▶ _Problem details_
Rewrite the records below as a numbered list, one line per item, skipping blank lines and omitting the pictures.

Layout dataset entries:
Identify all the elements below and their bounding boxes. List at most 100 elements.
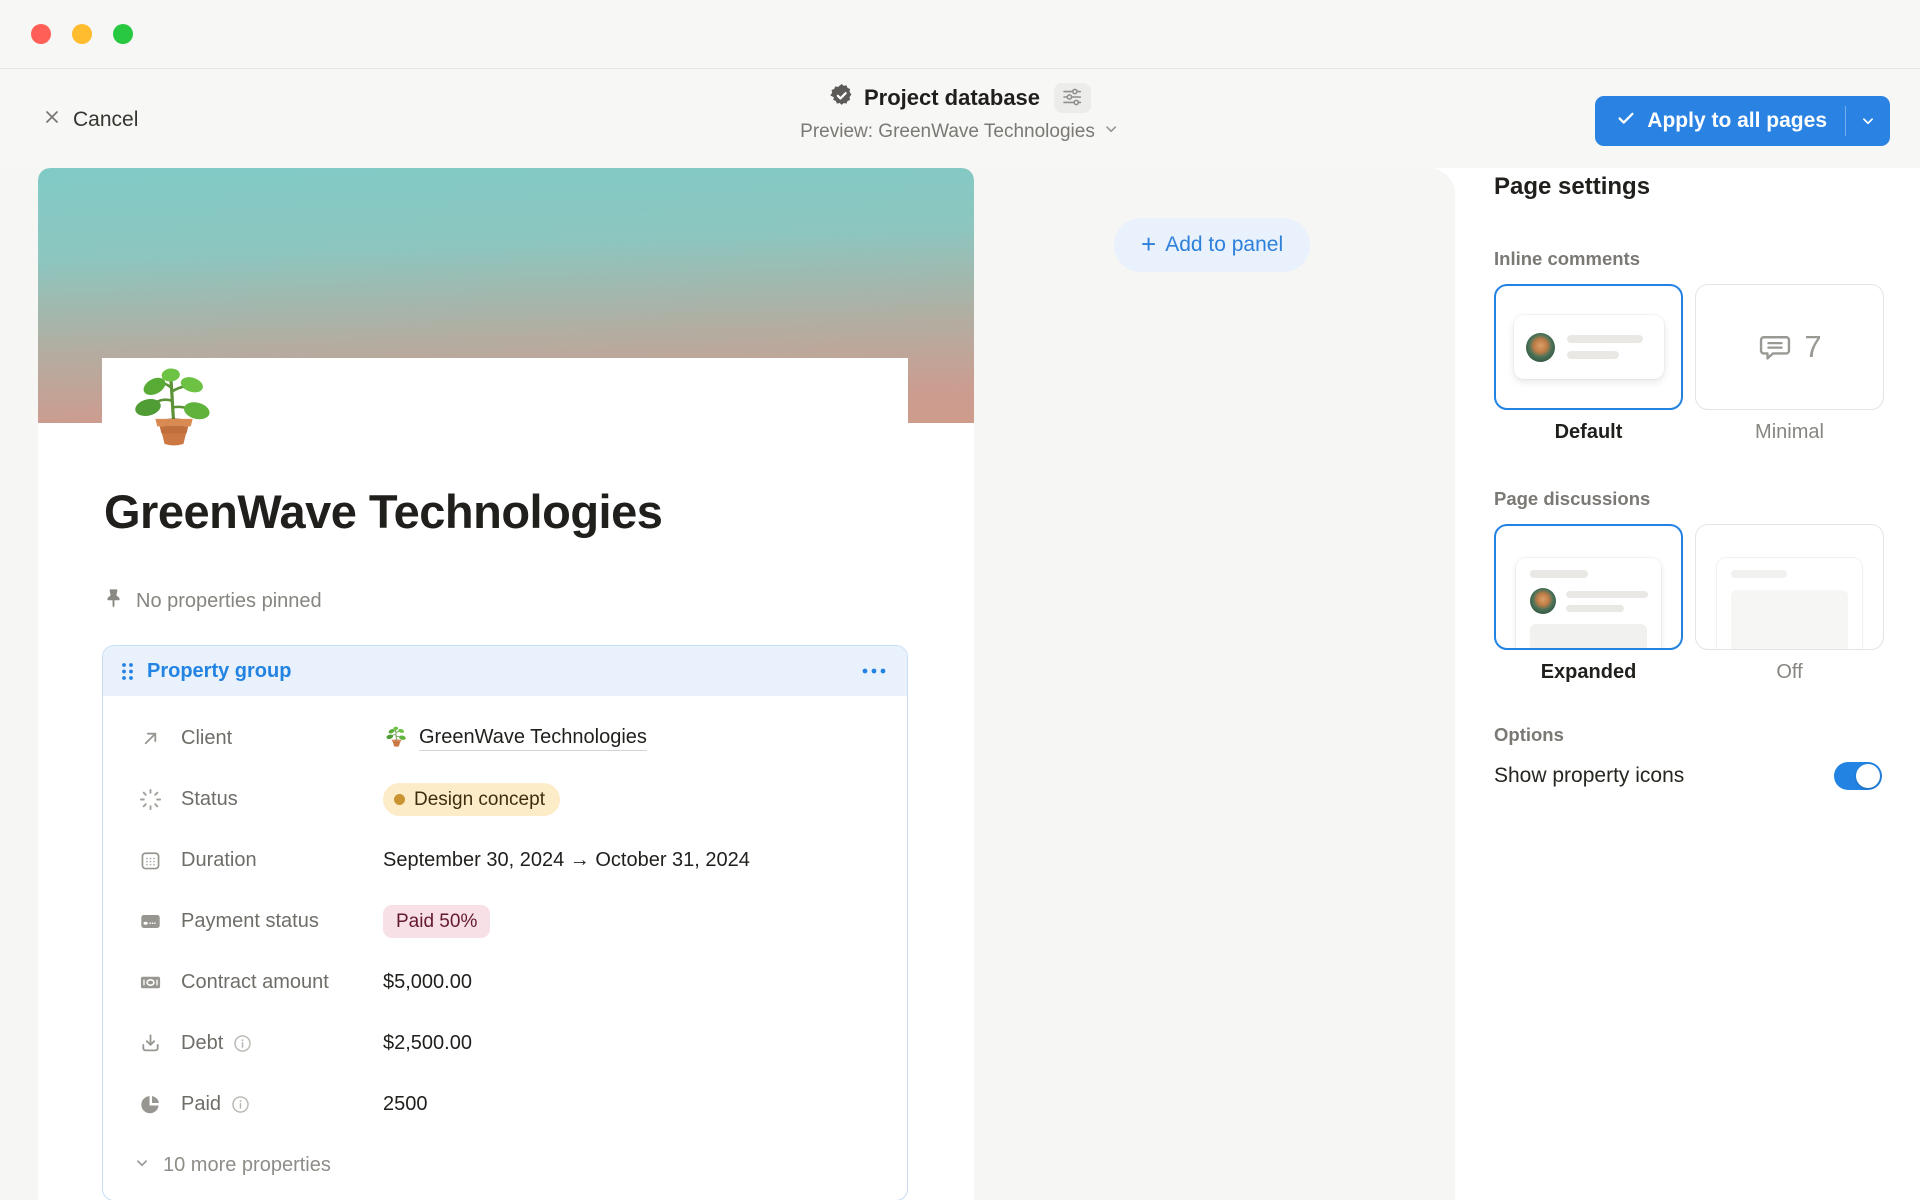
preview-label: Preview: GreenWave Technologies bbox=[800, 121, 1095, 143]
option-column: Default bbox=[1494, 284, 1683, 444]
show-property-icons-label: Show property icons bbox=[1494, 764, 1684, 788]
pinned-properties-note: No properties pinned bbox=[102, 587, 322, 616]
more-properties-toggle[interactable]: 10 more properties bbox=[103, 1135, 907, 1196]
verified-seal-icon bbox=[829, 83, 854, 113]
minimize-window-button[interactable] bbox=[72, 24, 92, 44]
property-row-status[interactable]: StatusDesign concept bbox=[103, 769, 907, 830]
property-group-panel: Property group Client GreenWave Technolog… bbox=[102, 645, 908, 1200]
apply-label: Apply to all pages bbox=[1647, 109, 1827, 133]
option-cards: Expanded Off bbox=[1494, 524, 1882, 684]
section-label: Page discussions bbox=[1494, 488, 1882, 510]
info-icon bbox=[232, 1033, 253, 1054]
sliders-icon bbox=[1062, 87, 1084, 110]
property-row-payment-status[interactable]: Payment statusPaid 50% bbox=[103, 891, 907, 952]
arrow-up-right-icon bbox=[139, 727, 163, 750]
property-group-menu-button[interactable] bbox=[859, 664, 889, 678]
main-area: GreenWave Technologies No properties pin… bbox=[0, 168, 1920, 1200]
add-to-panel-button[interactable]: + Add to panel bbox=[1114, 218, 1310, 272]
customize-page-window: Cancel Project database Preview: GreenWa… bbox=[0, 0, 1920, 1200]
apply-dropdown-button[interactable] bbox=[1846, 96, 1890, 146]
property-value: GreenWave Technologies bbox=[383, 725, 647, 752]
comment-count: 7 bbox=[1804, 329, 1821, 365]
comment-count-preview: 7 bbox=[1696, 285, 1883, 409]
titlebar bbox=[0, 0, 1920, 69]
property-value: $2,500.00 bbox=[383, 1032, 472, 1055]
property-row-contract-amount[interactable]: Contract amount$5,000.00 bbox=[103, 952, 907, 1013]
banknote-icon bbox=[139, 971, 163, 994]
add-to-panel-label: Add to panel bbox=[1165, 233, 1283, 257]
property-label: Debt bbox=[181, 1032, 383, 1055]
option-label-off: Off bbox=[1695, 661, 1884, 684]
check-icon bbox=[1615, 107, 1637, 135]
option-column: Off bbox=[1695, 524, 1884, 684]
drag-handle-icon[interactable] bbox=[121, 662, 134, 681]
property-value: Design concept bbox=[383, 783, 560, 816]
property-row-client[interactable]: Client GreenWave Technologies bbox=[103, 708, 907, 769]
cancel-label: Cancel bbox=[73, 108, 138, 132]
cancel-button[interactable]: Cancel bbox=[36, 103, 144, 137]
chevron-down-icon bbox=[1102, 120, 1120, 144]
option-card-default[interactable] bbox=[1494, 284, 1683, 410]
option-label-minimal: Minimal bbox=[1695, 421, 1884, 444]
status-badge: Design concept bbox=[383, 783, 560, 816]
header-center: Project database Preview: GreenWave Tech… bbox=[800, 83, 1120, 144]
option-label-expanded: Expanded bbox=[1494, 661, 1683, 684]
option-label-default: Default bbox=[1494, 421, 1683, 444]
toggle-knob bbox=[1856, 764, 1880, 788]
sidebar-sections: Inline comments Default 7 Minimal Page discu… bbox=[1494, 248, 1882, 684]
option-column: 7 Minimal bbox=[1695, 284, 1884, 444]
page-preview-pane: GreenWave Technologies No properties pin… bbox=[0, 168, 1455, 1200]
client-page-link[interactable]: GreenWave Technologies bbox=[419, 726, 647, 751]
zoom-window-button[interactable] bbox=[113, 24, 133, 44]
option-cards: Default 7 Minimal bbox=[1494, 284, 1882, 444]
property-value: 2500 bbox=[383, 1093, 428, 1116]
page-settings-sidebar: Page settings Inline commentsDefault7Min… bbox=[1455, 168, 1920, 1200]
top-bar: Cancel Project database Preview: GreenWa… bbox=[0, 0, 1920, 168]
potted-plant-icon bbox=[383, 725, 410, 752]
pinned-note-label: No properties pinned bbox=[136, 590, 322, 613]
option-card-minimal[interactable]: 7 bbox=[1695, 284, 1884, 410]
property-group-title: Property group bbox=[147, 660, 859, 683]
credit-card-icon bbox=[139, 910, 163, 933]
property-row-paid[interactable]: Paid2500 bbox=[103, 1074, 907, 1135]
discussion-preview bbox=[1516, 558, 1661, 650]
comment-preview bbox=[1514, 315, 1664, 379]
property-value: Paid 50% bbox=[383, 905, 490, 938]
close-window-button[interactable] bbox=[31, 24, 51, 44]
pie-chart-icon bbox=[139, 1093, 163, 1116]
property-row-duration[interactable]: DurationSeptember 30, 2024 → October 31,… bbox=[103, 830, 907, 891]
preview-selector[interactable]: Preview: GreenWave Technologies bbox=[800, 120, 1120, 144]
apply-to-all-pages-button[interactable]: Apply to all pages bbox=[1595, 96, 1890, 146]
option-column: Expanded bbox=[1494, 524, 1683, 684]
discussion-off-preview bbox=[1716, 557, 1863, 650]
avatar bbox=[1530, 588, 1556, 614]
show-property-icons-toggle[interactable] bbox=[1834, 762, 1882, 790]
close-icon bbox=[42, 107, 62, 133]
status-badge: Paid 50% bbox=[383, 905, 490, 938]
badge-dot bbox=[394, 794, 405, 805]
page-title-header: Project database bbox=[864, 85, 1040, 111]
option-card-expanded[interactable] bbox=[1494, 524, 1683, 650]
more-properties-label: 10 more properties bbox=[163, 1154, 331, 1177]
chevron-down-icon bbox=[133, 1154, 151, 1178]
status-spinner-icon bbox=[139, 788, 163, 811]
page-title: GreenWave Technologies bbox=[104, 484, 662, 539]
property-rows: Client GreenWave Technologies StatusDesign… bbox=[103, 696, 907, 1135]
database-settings-button[interactable] bbox=[1054, 83, 1091, 113]
pin-icon bbox=[102, 587, 125, 616]
property-label: Client bbox=[181, 727, 383, 750]
comment-bubble-icon bbox=[1757, 329, 1793, 365]
info-icon bbox=[230, 1094, 251, 1115]
calendar-icon bbox=[139, 849, 163, 872]
property-label: Paid bbox=[181, 1093, 383, 1116]
option-card-off[interactable] bbox=[1695, 524, 1884, 650]
avatar bbox=[1526, 333, 1555, 362]
property-label: Duration bbox=[181, 849, 383, 872]
property-label: Status bbox=[181, 788, 383, 811]
property-row-debt[interactable]: Debt$2,500.00 bbox=[103, 1013, 907, 1074]
property-label: Contract amount bbox=[181, 971, 383, 994]
section-label: Inline comments bbox=[1494, 248, 1882, 270]
property-label: Payment status bbox=[181, 910, 383, 933]
property-group-header[interactable]: Property group bbox=[103, 646, 907, 696]
potted-plant-emoji[interactable] bbox=[122, 362, 226, 466]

▶ _Output below_
1. Identify all the elements below and their bounding boxes. List at most 100 elements.
2. preview-label: Preview: GreenWave Technologies bbox=[800, 121, 1095, 143]
3. option-column: Default bbox=[1494, 284, 1683, 444]
4. show-property-icons-label: Show property icons bbox=[1494, 764, 1684, 788]
5. pinned-properties-note: No properties pinned bbox=[102, 587, 322, 616]
6. more-properties-toggle[interactable]: 10 more properties bbox=[103, 1135, 907, 1196]
7. verified-seal-icon bbox=[829, 83, 854, 113]
8. minimize-window-button[interactable] bbox=[72, 24, 92, 44]
9. property-row-status[interactable]: StatusDesign concept bbox=[103, 769, 907, 830]
10. property-group-panel: Property group Client GreenWave Technolog… bbox=[102, 645, 908, 1200]
11. apply-label: Apply to all pages bbox=[1647, 109, 1827, 133]
12. option-cards: Expanded Off bbox=[1494, 524, 1882, 684]
13. section-label: Page discussions bbox=[1494, 488, 1882, 510]
14. info-icon bbox=[232, 1033, 253, 1054]
15. sliders-icon bbox=[1062, 87, 1084, 110]
16. property-row-payment-status[interactable]: Payment statusPaid 50% bbox=[103, 891, 907, 952]
17. arrow-up-right-icon bbox=[139, 727, 163, 750]
18. property-group-menu-button[interactable] bbox=[859, 664, 889, 678]
19. main-area: GreenWave Technologies No properties pin… bbox=[0, 168, 1920, 1200]
20. add-to-panel-button[interactable]: + Add to panel bbox=[1114, 218, 1310, 272]
21. customize-page-window: Cancel Project database Preview: GreenWa… bbox=[0, 0, 1920, 1200]
22. apply-dropdown-button[interactable] bbox=[1846, 96, 1890, 146]
23. property-value: GreenWave Technologies bbox=[383, 725, 647, 752]
24. comment-count: 7 bbox=[1804, 329, 1821, 365]
25. comment-count-preview: 7 bbox=[1696, 285, 1883, 409]
26. titlebar bbox=[0, 0, 1920, 69]
27. property-value: $2,500.00 bbox=[383, 1032, 472, 1055]
28. property-row-contract-amount[interactable]: Contract amount$5,000.00 bbox=[103, 952, 907, 1013]
29. banknote-icon bbox=[139, 971, 163, 994]
30. add-to-panel-label: Add to panel bbox=[1165, 233, 1283, 257]
31. property-label: Debt bbox=[181, 1032, 383, 1055]
32. option-label-off: Off bbox=[1695, 661, 1884, 684]
33. check-icon bbox=[1615, 107, 1637, 135]
34. option-column: Off bbox=[1695, 524, 1884, 684]
35. drag-handle-icon[interactable] bbox=[121, 662, 134, 681]
36. property-value: Design concept bbox=[383, 783, 560, 816]
37. property-row-client[interactable]: Client GreenWave Technologies bbox=[103, 708, 907, 769]
38. cancel-label: Cancel bbox=[73, 108, 138, 132]
39. cancel-button[interactable]: Cancel bbox=[36, 103, 144, 137]
40. chevron-down-icon bbox=[1102, 120, 1120, 144]
41. option-card-default[interactable] bbox=[1494, 284, 1683, 410]
42. option-label-minimal: Minimal bbox=[1695, 421, 1884, 444]
43. status-badge: Design concept bbox=[383, 783, 560, 816]
44. header-center: Project database Preview: GreenWave Tech… bbox=[800, 83, 1120, 144]
45. option-label-expanded: Expanded bbox=[1494, 661, 1683, 684]
46. option-label-default: Default bbox=[1494, 421, 1683, 444]
47. toggle-knob bbox=[1856, 764, 1880, 788]
48. sidebar-sections: Inline comments Default 7 Minimal Page discu… bbox=[1494, 248, 1882, 684]
49. option-column: 7 Minimal bbox=[1695, 284, 1884, 444]
50. page-preview-pane: GreenWave Technologies No properties pin… bbox=[0, 168, 1455, 1200]
51. client-page-link[interactable]: GreenWave Technologies bbox=[419, 726, 647, 751]
52. zoom-window-button[interactable] bbox=[113, 24, 133, 44]
53. option-cards: Default 7 Minimal bbox=[1494, 284, 1882, 444]
54. property-value: 2500 bbox=[383, 1093, 428, 1116]
55. page-settings-sidebar: Page settings Inline commentsDefault7Min… bbox=[1455, 168, 1920, 1200]
56. top-bar: Cancel Project database Preview: GreenWa… bbox=[0, 0, 1920, 168]
57. potted-plant-icon bbox=[383, 725, 410, 752]
58. pinned-note-label: No properties pinned bbox=[136, 590, 322, 613]
59. option-card-minimal[interactable]: 7 bbox=[1695, 284, 1884, 410]
60. property-group-title: Property group bbox=[147, 660, 859, 683]
61. credit-card-icon bbox=[139, 910, 163, 933]
62. property-row-paid[interactable]: Paid2500 bbox=[103, 1074, 907, 1135]
63. discussion-preview bbox=[1516, 558, 1661, 650]
64. comment-preview bbox=[1514, 315, 1664, 379]
65. property-value: Paid 50% bbox=[383, 905, 490, 938]
66. close-window-button[interactable] bbox=[31, 24, 51, 44]
67. pie-chart-icon bbox=[139, 1093, 163, 1116]
68. property-row-duration[interactable]: DurationSeptember 30, 2024 → October 31,… bbox=[103, 830, 907, 891]
69. preview-selector[interactable]: Preview: GreenWave Technologies bbox=[800, 120, 1120, 144]
70. apply-to-all-pages-button[interactable]: Apply to all pages bbox=[1595, 96, 1890, 146]
71. option-column: Expanded bbox=[1494, 524, 1683, 684]
72. discussion-off-preview bbox=[1716, 557, 1863, 650]
73. avatar bbox=[1530, 588, 1556, 614]
74. show-property-icons-toggle[interactable] bbox=[1834, 762, 1882, 790]
75. close-icon bbox=[42, 107, 62, 133]
76. status-badge: Paid 50% bbox=[383, 905, 490, 938]
77. badge-dot bbox=[394, 794, 405, 805]
78. page-title-header: Project database bbox=[864, 85, 1040, 111]
79. option-card-expanded[interactable] bbox=[1494, 524, 1683, 650]
80. more-properties-label: 10 more properties bbox=[163, 1154, 331, 1177]
81. chevron-down-icon bbox=[133, 1154, 151, 1178]
82. status-spinner-icon bbox=[139, 788, 163, 811]
83. page-title: GreenWave Technologies bbox=[104, 484, 662, 539]
84. property-rows: Client GreenWave Technologies StatusDesign… bbox=[103, 696, 907, 1135]
85. database-settings-button[interactable] bbox=[1054, 83, 1091, 113]
86. pin-icon bbox=[102, 587, 125, 616]
87. property-label: Client bbox=[181, 727, 383, 750]
88. comment-bubble-icon bbox=[1757, 329, 1793, 365]
89. info-icon bbox=[230, 1094, 251, 1115]
90. calendar-icon bbox=[139, 849, 163, 872]
91. property-label: Paid bbox=[181, 1093, 383, 1116]
92. option-card-off[interactable] bbox=[1695, 524, 1884, 650]
93. avatar bbox=[1526, 333, 1555, 362]
94. property-label: Duration bbox=[181, 849, 383, 872]
95. property-label: Status bbox=[181, 788, 383, 811]
96. property-row-debt[interactable]: Debt$2,500.00 bbox=[103, 1013, 907, 1074]
97. property-label: Contract amount bbox=[181, 971, 383, 994]
98. section-label: Inline comments bbox=[1494, 248, 1882, 270]
99. property-label: Payment status bbox=[181, 910, 383, 933]
100. property-group-header[interactable]: Property group bbox=[103, 646, 907, 696]
101. potted-plant-emoji[interactable] bbox=[122, 362, 226, 466]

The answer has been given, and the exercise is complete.